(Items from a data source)
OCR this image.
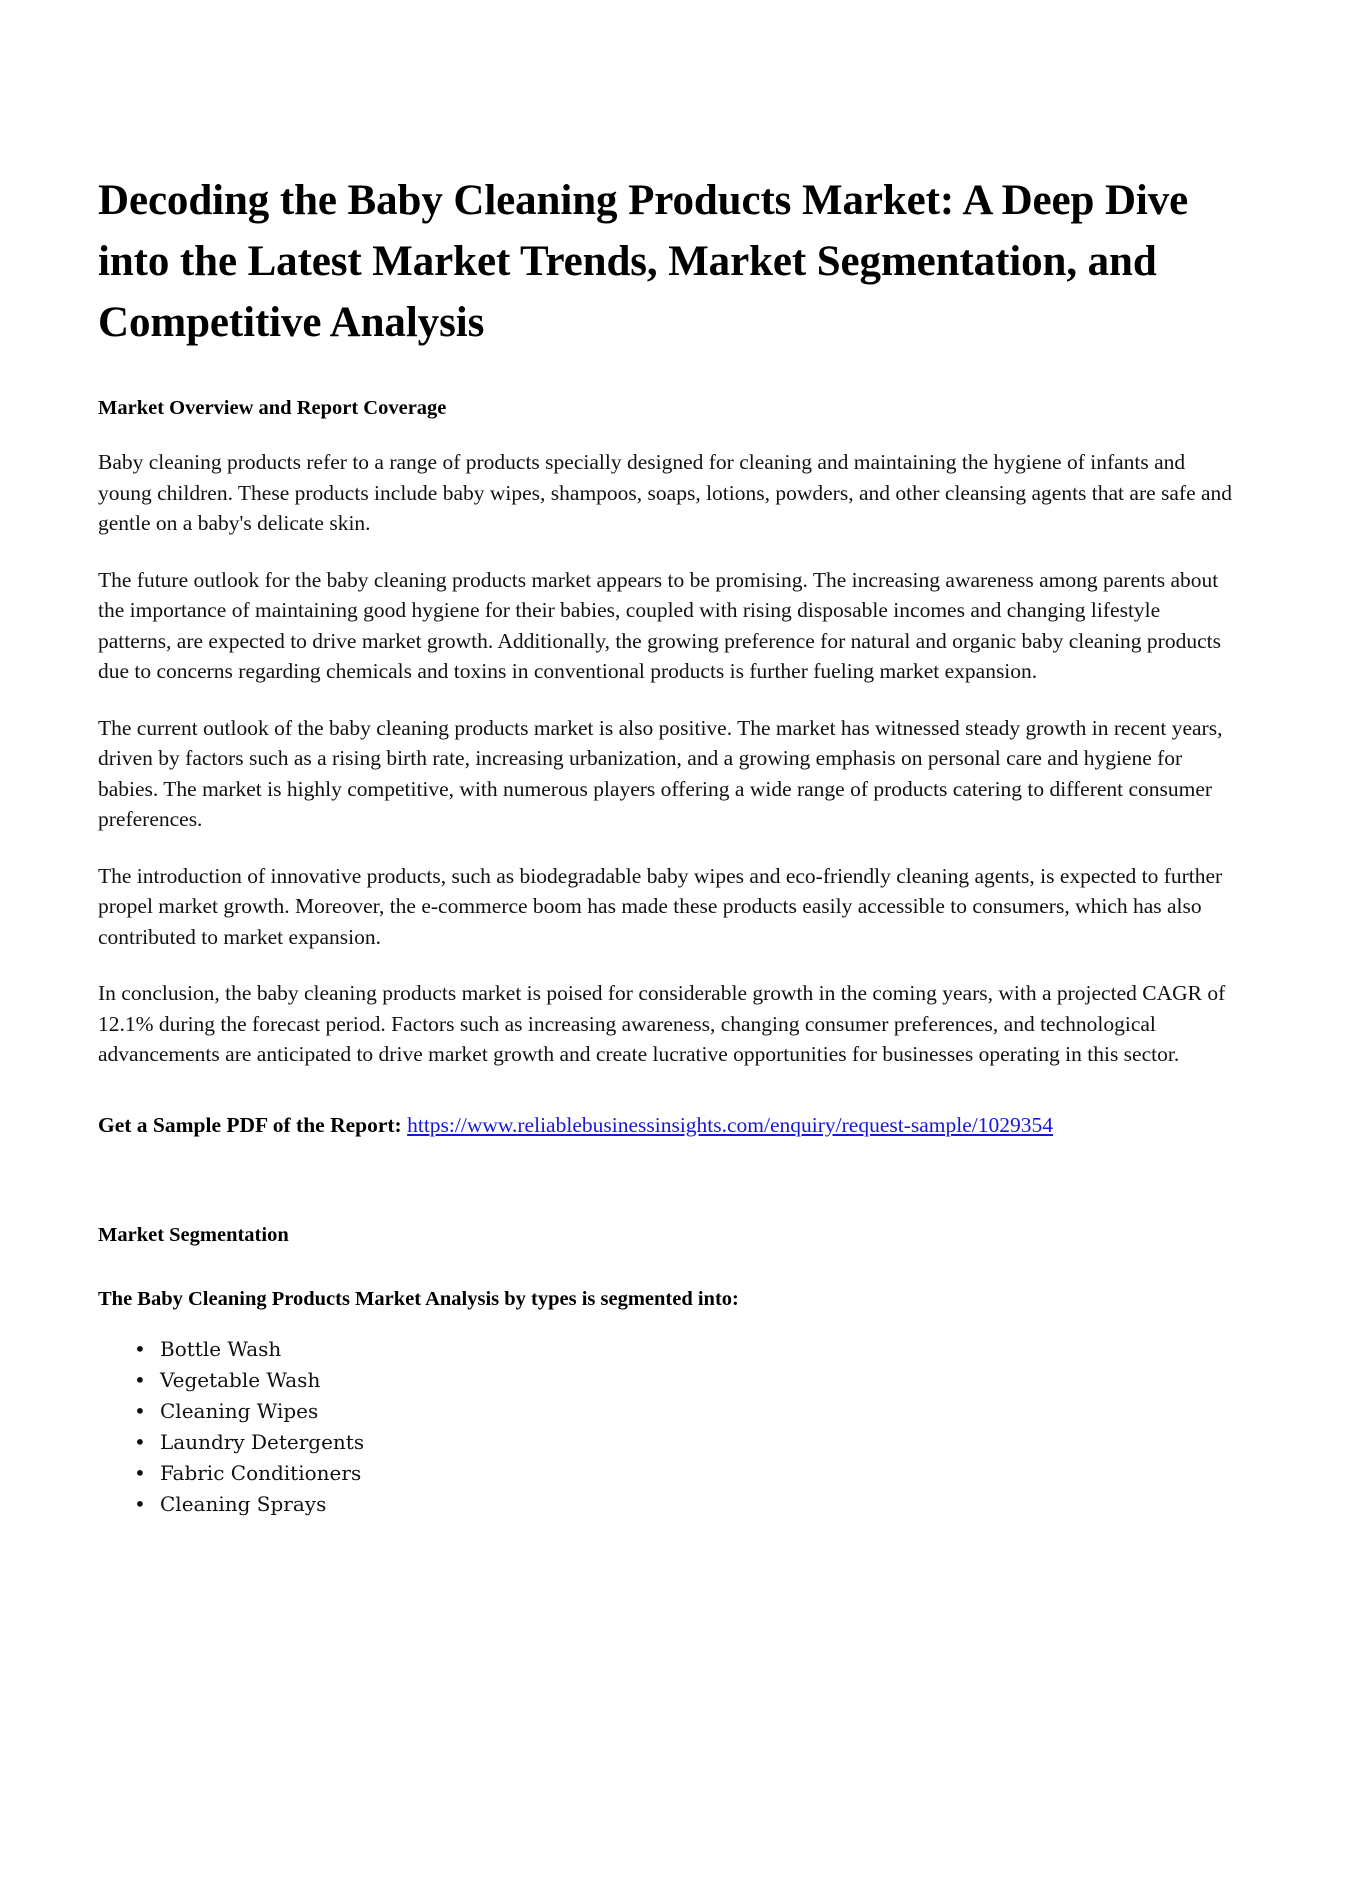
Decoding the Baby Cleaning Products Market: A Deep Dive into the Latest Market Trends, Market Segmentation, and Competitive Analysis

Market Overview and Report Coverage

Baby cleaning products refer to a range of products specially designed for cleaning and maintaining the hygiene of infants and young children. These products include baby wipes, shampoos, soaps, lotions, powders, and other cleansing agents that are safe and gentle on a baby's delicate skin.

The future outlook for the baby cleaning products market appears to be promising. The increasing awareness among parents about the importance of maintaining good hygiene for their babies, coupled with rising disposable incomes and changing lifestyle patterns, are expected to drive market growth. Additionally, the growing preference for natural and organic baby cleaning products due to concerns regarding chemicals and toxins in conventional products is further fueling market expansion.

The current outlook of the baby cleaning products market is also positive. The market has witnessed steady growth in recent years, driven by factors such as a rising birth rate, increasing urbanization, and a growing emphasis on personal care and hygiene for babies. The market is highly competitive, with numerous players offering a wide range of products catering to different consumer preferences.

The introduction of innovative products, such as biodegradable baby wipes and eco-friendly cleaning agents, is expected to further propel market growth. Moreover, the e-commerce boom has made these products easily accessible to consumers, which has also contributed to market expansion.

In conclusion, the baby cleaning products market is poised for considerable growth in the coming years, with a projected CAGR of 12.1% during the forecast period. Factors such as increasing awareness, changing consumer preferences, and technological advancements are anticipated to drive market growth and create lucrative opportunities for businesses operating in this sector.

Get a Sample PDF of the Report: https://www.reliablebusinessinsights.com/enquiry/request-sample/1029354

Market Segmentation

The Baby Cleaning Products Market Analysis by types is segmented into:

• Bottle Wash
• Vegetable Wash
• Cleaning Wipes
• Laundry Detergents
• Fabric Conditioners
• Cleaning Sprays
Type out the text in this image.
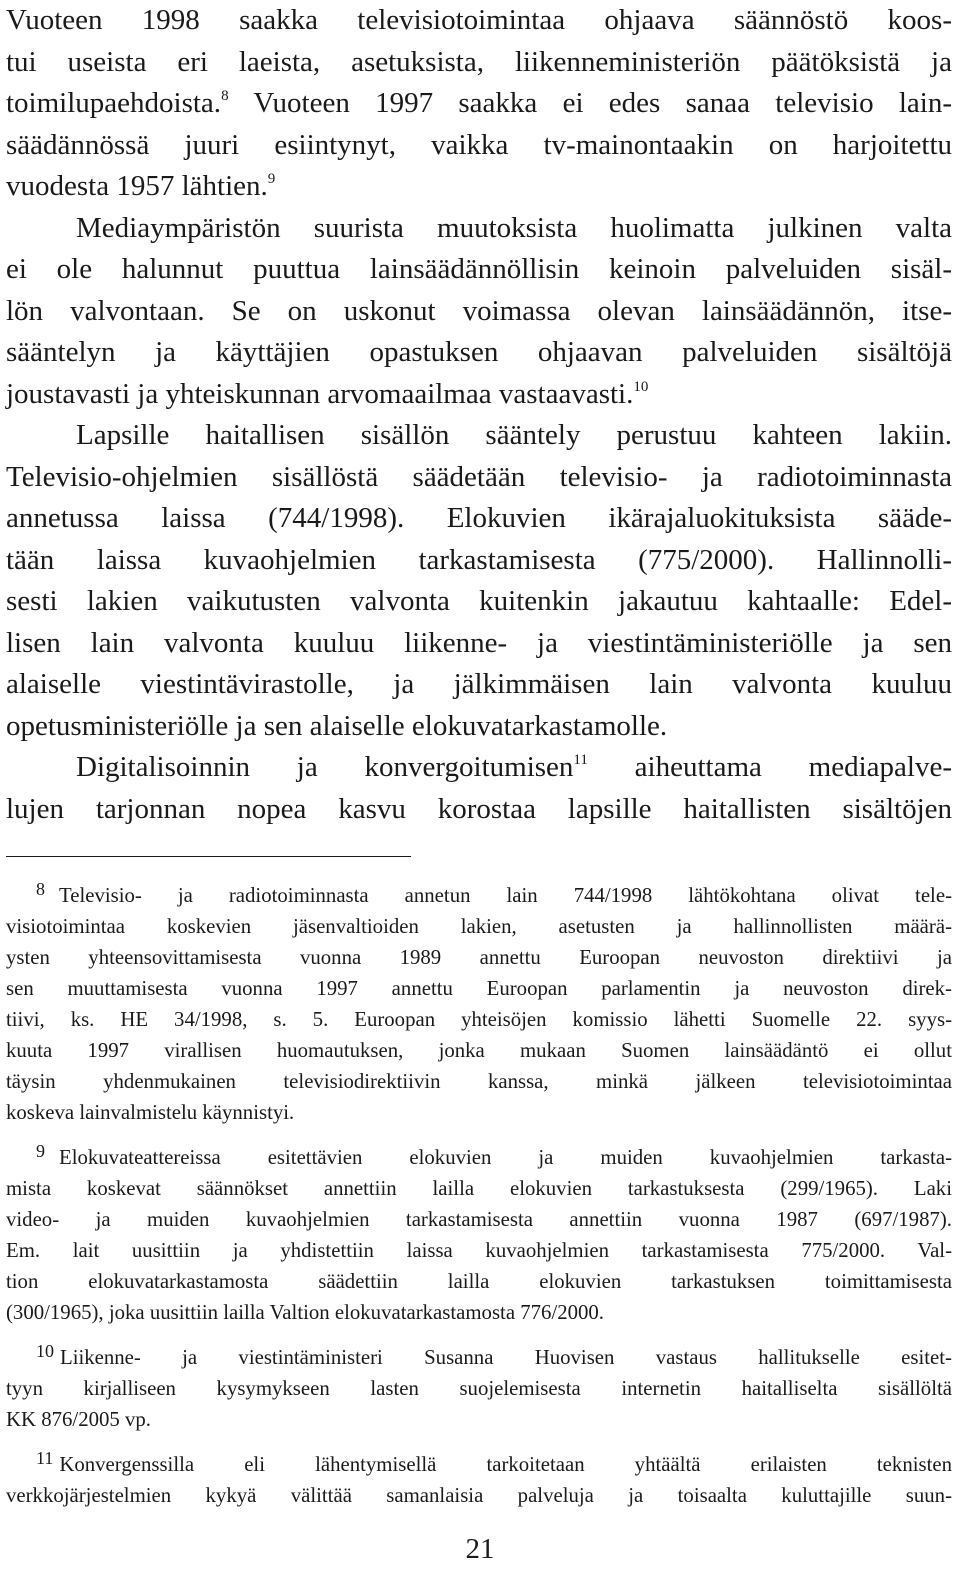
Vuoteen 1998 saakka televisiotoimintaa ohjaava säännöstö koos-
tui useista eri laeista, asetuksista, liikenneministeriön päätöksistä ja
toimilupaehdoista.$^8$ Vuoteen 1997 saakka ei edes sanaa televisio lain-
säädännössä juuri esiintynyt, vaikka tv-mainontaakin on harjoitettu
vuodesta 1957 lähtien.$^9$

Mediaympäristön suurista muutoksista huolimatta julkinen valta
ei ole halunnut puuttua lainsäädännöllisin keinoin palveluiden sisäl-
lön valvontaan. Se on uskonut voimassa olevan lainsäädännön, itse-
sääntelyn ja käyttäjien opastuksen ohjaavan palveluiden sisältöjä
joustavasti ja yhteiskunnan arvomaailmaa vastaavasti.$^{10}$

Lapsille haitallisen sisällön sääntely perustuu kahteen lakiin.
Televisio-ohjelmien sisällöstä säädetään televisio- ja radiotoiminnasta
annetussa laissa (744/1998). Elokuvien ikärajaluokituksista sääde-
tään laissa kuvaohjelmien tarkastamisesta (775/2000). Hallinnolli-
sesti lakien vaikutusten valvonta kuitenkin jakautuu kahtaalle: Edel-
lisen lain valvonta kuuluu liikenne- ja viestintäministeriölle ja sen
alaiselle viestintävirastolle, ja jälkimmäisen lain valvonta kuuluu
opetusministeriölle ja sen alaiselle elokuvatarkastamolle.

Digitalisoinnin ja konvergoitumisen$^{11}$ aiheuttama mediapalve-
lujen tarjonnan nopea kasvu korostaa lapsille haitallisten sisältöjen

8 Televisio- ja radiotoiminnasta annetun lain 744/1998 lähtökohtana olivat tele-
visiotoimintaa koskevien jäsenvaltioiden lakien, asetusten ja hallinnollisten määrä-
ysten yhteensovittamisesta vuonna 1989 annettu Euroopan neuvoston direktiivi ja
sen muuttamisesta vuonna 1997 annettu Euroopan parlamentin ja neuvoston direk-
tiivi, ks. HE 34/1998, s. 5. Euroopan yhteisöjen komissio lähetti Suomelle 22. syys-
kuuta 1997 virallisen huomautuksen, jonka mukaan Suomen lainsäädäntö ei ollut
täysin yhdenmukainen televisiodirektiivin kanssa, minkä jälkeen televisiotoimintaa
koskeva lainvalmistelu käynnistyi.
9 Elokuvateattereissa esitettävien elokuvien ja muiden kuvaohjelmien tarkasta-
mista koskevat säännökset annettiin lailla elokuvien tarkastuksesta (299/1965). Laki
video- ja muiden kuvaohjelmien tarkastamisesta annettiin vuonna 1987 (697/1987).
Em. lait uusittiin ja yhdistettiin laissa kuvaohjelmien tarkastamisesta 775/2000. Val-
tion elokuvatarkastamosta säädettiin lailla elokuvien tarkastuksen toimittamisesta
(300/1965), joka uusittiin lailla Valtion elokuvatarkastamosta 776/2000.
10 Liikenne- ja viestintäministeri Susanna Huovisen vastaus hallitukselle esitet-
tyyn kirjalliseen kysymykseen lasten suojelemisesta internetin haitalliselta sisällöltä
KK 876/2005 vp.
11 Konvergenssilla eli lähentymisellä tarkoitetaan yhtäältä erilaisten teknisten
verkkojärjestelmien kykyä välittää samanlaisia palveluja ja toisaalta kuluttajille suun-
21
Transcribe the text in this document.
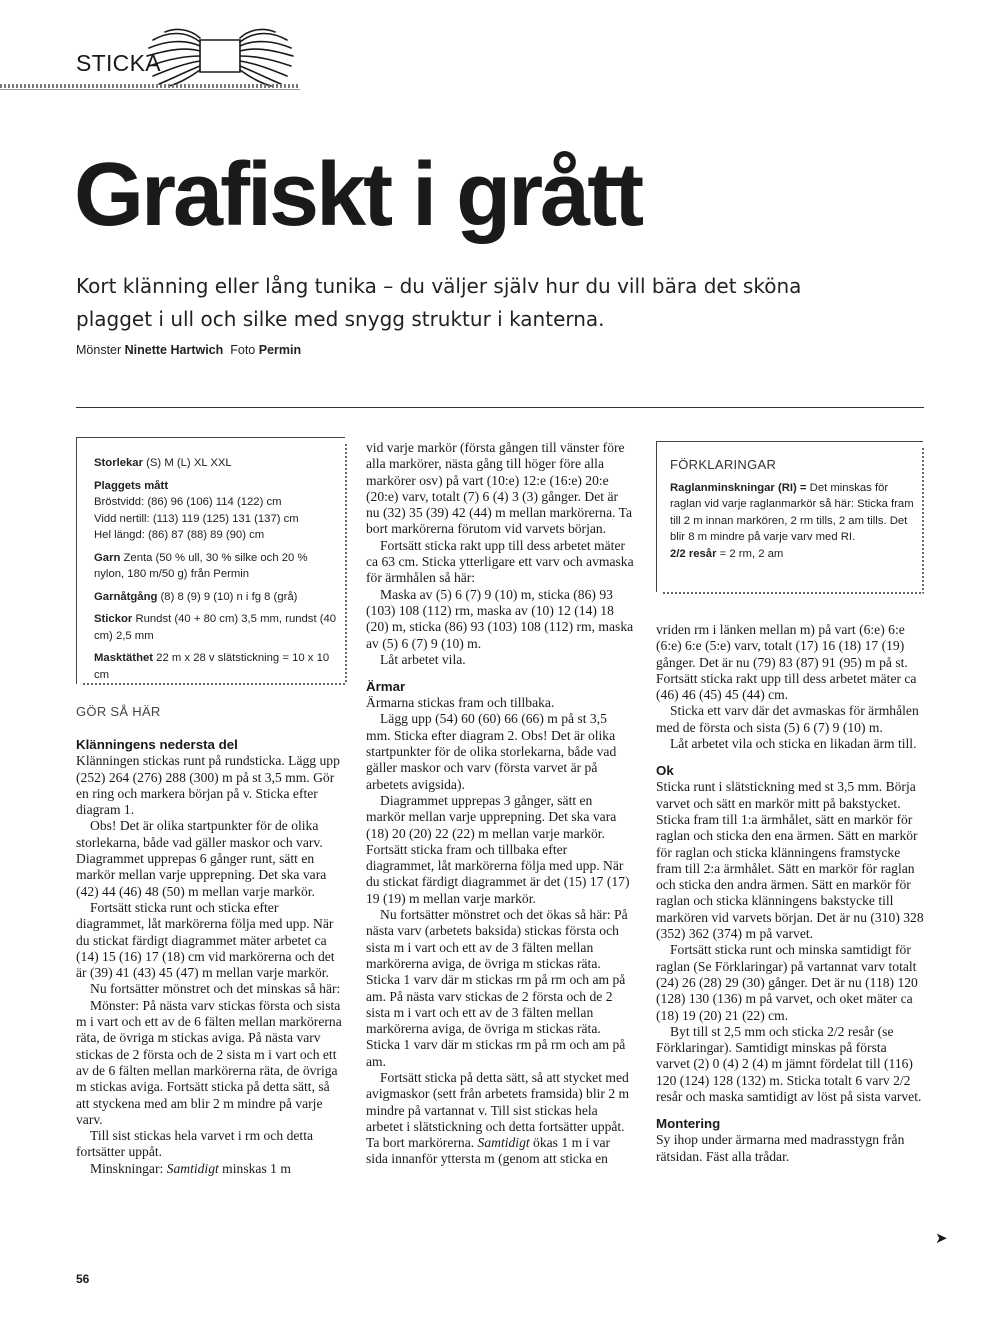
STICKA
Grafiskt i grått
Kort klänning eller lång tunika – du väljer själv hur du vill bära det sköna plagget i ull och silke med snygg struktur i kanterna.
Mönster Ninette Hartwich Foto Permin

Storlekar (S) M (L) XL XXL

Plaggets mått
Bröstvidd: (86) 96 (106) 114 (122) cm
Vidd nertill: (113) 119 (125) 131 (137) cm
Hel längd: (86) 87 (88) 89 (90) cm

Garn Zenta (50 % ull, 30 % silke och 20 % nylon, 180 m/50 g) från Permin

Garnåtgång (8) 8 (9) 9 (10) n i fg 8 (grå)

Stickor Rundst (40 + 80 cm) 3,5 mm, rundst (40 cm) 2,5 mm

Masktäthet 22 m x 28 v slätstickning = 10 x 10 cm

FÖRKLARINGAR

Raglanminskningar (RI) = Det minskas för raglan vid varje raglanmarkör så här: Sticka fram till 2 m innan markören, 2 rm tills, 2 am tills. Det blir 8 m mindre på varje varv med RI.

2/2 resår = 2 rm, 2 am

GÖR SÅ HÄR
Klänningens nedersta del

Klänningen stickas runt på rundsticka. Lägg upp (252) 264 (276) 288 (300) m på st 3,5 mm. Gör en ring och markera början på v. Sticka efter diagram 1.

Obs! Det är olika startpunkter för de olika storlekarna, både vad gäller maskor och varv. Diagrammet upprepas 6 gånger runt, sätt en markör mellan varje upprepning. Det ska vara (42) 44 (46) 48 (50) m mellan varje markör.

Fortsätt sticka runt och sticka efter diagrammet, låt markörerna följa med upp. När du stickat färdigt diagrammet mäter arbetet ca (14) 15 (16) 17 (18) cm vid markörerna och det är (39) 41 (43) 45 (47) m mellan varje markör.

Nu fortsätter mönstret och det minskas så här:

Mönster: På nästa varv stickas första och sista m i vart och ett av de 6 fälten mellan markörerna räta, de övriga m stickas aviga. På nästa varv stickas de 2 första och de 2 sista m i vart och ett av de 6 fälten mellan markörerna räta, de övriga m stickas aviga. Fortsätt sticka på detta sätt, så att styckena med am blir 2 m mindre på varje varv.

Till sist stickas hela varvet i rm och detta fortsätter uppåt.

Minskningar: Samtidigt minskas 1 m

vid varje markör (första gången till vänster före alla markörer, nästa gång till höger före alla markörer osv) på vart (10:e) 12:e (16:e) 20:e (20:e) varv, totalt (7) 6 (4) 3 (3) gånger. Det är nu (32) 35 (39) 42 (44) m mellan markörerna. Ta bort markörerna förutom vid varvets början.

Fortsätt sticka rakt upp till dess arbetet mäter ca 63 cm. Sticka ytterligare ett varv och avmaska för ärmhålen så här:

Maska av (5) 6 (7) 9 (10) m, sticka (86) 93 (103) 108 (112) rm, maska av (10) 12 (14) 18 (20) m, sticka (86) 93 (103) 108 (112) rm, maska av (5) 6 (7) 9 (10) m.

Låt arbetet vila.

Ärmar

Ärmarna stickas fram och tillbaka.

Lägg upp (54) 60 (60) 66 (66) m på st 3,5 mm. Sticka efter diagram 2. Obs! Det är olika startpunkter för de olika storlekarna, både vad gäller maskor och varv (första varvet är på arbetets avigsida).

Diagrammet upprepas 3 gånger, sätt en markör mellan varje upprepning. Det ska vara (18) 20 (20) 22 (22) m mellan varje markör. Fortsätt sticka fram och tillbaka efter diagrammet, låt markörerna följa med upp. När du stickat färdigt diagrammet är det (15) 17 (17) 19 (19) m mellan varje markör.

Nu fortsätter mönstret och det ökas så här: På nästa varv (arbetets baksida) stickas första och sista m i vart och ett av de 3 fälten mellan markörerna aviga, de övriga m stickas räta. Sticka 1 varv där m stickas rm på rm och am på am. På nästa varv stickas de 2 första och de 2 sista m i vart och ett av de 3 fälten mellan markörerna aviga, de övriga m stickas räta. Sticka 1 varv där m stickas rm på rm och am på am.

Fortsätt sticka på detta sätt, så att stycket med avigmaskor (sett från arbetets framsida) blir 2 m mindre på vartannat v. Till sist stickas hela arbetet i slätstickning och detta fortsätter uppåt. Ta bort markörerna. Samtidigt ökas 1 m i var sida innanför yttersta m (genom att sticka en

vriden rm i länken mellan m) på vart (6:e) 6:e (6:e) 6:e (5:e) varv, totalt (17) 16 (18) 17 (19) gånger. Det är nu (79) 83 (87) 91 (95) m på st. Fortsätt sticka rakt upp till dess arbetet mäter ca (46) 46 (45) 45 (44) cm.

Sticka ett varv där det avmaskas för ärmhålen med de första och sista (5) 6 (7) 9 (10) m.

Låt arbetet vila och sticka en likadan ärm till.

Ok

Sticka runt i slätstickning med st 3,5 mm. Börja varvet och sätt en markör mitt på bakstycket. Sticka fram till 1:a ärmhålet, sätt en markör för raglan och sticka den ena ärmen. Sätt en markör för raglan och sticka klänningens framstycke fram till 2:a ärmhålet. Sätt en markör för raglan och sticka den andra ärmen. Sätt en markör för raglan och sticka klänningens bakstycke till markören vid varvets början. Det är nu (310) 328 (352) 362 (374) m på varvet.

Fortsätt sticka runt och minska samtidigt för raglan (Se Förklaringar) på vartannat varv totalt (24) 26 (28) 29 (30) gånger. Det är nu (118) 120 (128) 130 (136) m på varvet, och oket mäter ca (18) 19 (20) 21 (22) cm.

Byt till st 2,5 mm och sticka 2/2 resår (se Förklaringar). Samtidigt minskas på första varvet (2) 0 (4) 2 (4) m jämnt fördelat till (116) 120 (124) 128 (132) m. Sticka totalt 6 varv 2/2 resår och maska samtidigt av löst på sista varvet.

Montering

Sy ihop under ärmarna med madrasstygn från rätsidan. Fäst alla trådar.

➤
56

◆ Problem description
Tell how many lines of the records above hold "upprepning", giving the number and nothing else.

◆ Solution below
2